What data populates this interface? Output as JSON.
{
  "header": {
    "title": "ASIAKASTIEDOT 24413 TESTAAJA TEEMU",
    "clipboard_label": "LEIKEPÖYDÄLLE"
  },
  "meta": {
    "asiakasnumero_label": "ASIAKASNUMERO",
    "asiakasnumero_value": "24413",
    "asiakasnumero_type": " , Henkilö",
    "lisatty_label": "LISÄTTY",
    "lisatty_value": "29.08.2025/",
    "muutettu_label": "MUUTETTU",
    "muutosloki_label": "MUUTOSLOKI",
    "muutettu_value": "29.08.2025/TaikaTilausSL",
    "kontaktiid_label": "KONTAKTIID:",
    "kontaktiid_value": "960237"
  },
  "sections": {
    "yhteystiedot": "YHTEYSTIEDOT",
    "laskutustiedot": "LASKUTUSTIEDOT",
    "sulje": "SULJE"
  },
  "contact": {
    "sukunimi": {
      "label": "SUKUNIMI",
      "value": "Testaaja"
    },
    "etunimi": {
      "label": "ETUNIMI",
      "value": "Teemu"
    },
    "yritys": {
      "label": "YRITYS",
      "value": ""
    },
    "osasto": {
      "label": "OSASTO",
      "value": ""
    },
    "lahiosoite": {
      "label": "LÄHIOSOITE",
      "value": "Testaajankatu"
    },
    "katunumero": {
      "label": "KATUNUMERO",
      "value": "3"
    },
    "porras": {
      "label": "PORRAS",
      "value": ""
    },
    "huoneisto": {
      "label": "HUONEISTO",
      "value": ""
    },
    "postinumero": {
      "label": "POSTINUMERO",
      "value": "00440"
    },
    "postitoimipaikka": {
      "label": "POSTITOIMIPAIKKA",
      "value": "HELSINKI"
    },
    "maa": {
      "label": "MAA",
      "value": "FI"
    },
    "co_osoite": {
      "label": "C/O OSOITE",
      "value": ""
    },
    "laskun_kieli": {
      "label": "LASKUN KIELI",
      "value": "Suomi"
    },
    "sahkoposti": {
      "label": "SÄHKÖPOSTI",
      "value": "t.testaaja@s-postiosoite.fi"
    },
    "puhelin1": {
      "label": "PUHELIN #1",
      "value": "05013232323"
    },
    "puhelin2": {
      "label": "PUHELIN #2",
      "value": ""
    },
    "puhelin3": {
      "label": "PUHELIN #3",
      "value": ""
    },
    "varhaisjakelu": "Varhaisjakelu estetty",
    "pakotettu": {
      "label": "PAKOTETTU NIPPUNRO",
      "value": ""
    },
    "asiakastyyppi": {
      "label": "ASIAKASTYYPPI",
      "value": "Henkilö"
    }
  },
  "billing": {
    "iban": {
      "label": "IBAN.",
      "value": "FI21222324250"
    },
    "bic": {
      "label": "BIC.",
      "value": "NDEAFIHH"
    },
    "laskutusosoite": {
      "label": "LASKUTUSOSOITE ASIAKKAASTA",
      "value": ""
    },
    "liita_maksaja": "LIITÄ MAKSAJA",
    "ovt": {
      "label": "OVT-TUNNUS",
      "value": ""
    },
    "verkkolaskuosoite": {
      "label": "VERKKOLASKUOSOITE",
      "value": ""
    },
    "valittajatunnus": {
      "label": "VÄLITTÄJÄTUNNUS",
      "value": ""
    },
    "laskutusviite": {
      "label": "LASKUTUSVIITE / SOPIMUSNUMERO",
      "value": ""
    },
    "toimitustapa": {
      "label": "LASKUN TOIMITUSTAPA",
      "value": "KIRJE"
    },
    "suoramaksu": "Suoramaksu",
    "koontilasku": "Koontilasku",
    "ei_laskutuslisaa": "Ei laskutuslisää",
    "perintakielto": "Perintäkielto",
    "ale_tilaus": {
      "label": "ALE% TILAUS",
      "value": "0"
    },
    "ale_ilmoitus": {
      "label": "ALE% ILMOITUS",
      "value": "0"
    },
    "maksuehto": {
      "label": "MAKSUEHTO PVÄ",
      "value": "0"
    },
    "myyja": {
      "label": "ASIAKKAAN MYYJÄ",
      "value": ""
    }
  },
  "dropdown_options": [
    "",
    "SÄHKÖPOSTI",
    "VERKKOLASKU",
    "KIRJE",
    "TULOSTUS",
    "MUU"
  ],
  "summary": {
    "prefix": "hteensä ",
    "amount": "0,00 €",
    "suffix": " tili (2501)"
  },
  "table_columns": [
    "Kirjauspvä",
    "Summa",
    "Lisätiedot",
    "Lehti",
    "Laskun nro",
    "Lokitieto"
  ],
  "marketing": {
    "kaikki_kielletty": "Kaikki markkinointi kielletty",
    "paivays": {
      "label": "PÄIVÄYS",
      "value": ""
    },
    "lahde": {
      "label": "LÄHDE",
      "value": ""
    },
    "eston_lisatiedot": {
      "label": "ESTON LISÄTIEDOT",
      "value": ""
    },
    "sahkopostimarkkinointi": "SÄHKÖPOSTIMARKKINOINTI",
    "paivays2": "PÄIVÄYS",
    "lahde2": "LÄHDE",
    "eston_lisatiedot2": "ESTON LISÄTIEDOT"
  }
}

**Stated exercise:** Write out the full set of records exactly as given.

**Response below:**
What data populates this interface? Output as JSON.
{
  "header": {
    "title": "ASIAKASTIEDOT 24413 TESTAAJA TEEMU",
    "clipboard_label": "LEIKEPÖYDÄLLE"
  },
  "meta": {
    "asiakasnumero_label": "ASIAKASNUMERO",
    "asiakasnumero_value": "24413",
    "asiakasnumero_type": " , Henkilö",
    "lisatty_label": "LISÄTTY",
    "lisatty_value": "29.08.2025/",
    "muutettu_label": "MUUTETTU",
    "muutosloki_label": "MUUTOSLOKI",
    "muutettu_value": "29.08.2025/TaikaTilausSL",
    "kontaktiid_label": "KONTAKTIID:",
    "kontaktiid_value": "960237"
  },
  "sections": {
    "yhteystiedot": "YHTEYSTIEDOT",
    "laskutustiedot": "LASKUTUSTIEDOT",
    "sulje": "SULJE"
  },
  "contact": {
    "sukunimi": {
      "label": "SUKUNIMI",
      "value": "Testaaja"
    },
    "etunimi": {
      "label": "ETUNIMI",
      "value": "Teemu"
    },
    "yritys": {
      "label": "YRITYS",
      "value": ""
    },
    "osasto": {
      "label": "OSASTO",
      "value": ""
    },
    "lahiosoite": {
      "label": "LÄHIOSOITE",
      "value": "Testaajankatu"
    },
    "katunumero": {
      "label": "KATUNUMERO",
      "value": "3"
    },
    "porras": {
      "label": "PORRAS",
      "value": ""
    },
    "huoneisto": {
      "label": "HUONEISTO",
      "value": ""
    },
    "postinumero": {
      "label": "POSTINUMERO",
      "value": "00440"
    },
    "postitoimipaikka": {
      "label": "POSTITOIMIPAIKKA",
      "value": "HELSINKI"
    },
    "maa": {
      "label": "MAA",
      "value": "FI"
    },
    "co_osoite": {
      "label": "C/O OSOITE",
      "value": ""
    },
    "laskun_kieli": {
      "label": "LASKUN KIELI",
      "value": "Suomi"
    },
    "sahkoposti": {
      "label": "SÄHKÖPOSTI",
      "value": "t.testaaja@s-postiosoite.fi"
    },
    "puhelin1": {
      "label": "PUHELIN #1",
      "value": "05013232323"
    },
    "puhelin2": {
      "label": "PUHELIN #2",
      "value": ""
    },
    "puhelin3": {
      "label": "PUHELIN #3",
      "value": ""
    },
    "varhaisjakelu": "Varhaisjakelu estetty",
    "pakotettu": {
      "label": "PAKOTETTU NIPPUNRO",
      "value": ""
    },
    "asiakastyyppi": {
      "label": "ASIAKASTYYPPI",
      "value": "Henkilö"
    }
  },
  "billing": {
    "iban": {
      "label": "IBAN.",
      "value": "FI21222324250"
    },
    "bic": {
      "label": "BIC.",
      "value": "NDEAFIHH"
    },
    "laskutusosoite": {
      "label": "LASKUTUSOSOITE ASIAKKAASTA",
      "value": ""
    },
    "liita_maksaja": "LIITÄ MAKSAJA",
    "ovt": {
      "label": "OVT-TUNNUS",
      "value": ""
    },
    "verkkolaskuosoite": {
      "label": "VERKKOLASKUOSOITE",
      "value": ""
    },
    "valittajatunnus": {
      "label": "VÄLITTÄJÄTUNNUS",
      "value": ""
    },
    "laskutusviite": {
      "label": "LASKUTUSVIITE / SOPIMUSNUMERO",
      "value": ""
    },
    "toimitustapa": {
      "label": "LASKUN TOIMITUSTAPA",
      "value": "KIRJE"
    },
    "suoramaksu": "Suoramaksu",
    "koontilasku": "Koontilasku",
    "ei_laskutuslisaa": "Ei laskutuslisää",
    "perintakielto": "Perintäkielto",
    "ale_tilaus": {
      "label": "ALE% TILAUS",
      "value": "0"
    },
    "ale_ilmoitus": {
      "label": "ALE% ILMOITUS",
      "value": "0"
    },
    "maksuehto": {
      "label": "MAKSUEHTO PVÄ",
      "value": "0"
    },
    "myyja": {
      "label": "ASIAKKAAN MYYJÄ",
      "value": ""
    }
  },
  "dropdown_options": [
    "",
    "SÄHKÖPOSTI",
    "VERKKOLASKU",
    "KIRJE",
    "TULOSTUS",
    "MUU"
  ],
  "summary": {
    "prefix": "hteensä ",
    "amount": "0,00 €",
    "suffix": " tili (2501)"
  },
  "table_columns": [
    "Kirjauspvä",
    "Summa",
    "Lisätiedot",
    "Lehti",
    "Laskun nro",
    "Lokitieto"
  ],
  "marketing": {
    "kaikki_kielletty": "Kaikki markkinointi kielletty",
    "paivays": {
      "label": "PÄIVÄYS",
      "value": ""
    },
    "lahde": {
      "label": "LÄHDE",
      "value": ""
    },
    "eston_lisatiedot": {
      "label": "ESTON LISÄTIEDOT",
      "value": ""
    },
    "sahkopostimarkkinointi": "SÄHKÖPOSTIMARKKINOINTI",
    "paivays2": "PÄIVÄYS",
    "lahde2": "LÄHDE",
    "eston_lisatiedot2": "ESTON LISÄTIEDOT"
  }
}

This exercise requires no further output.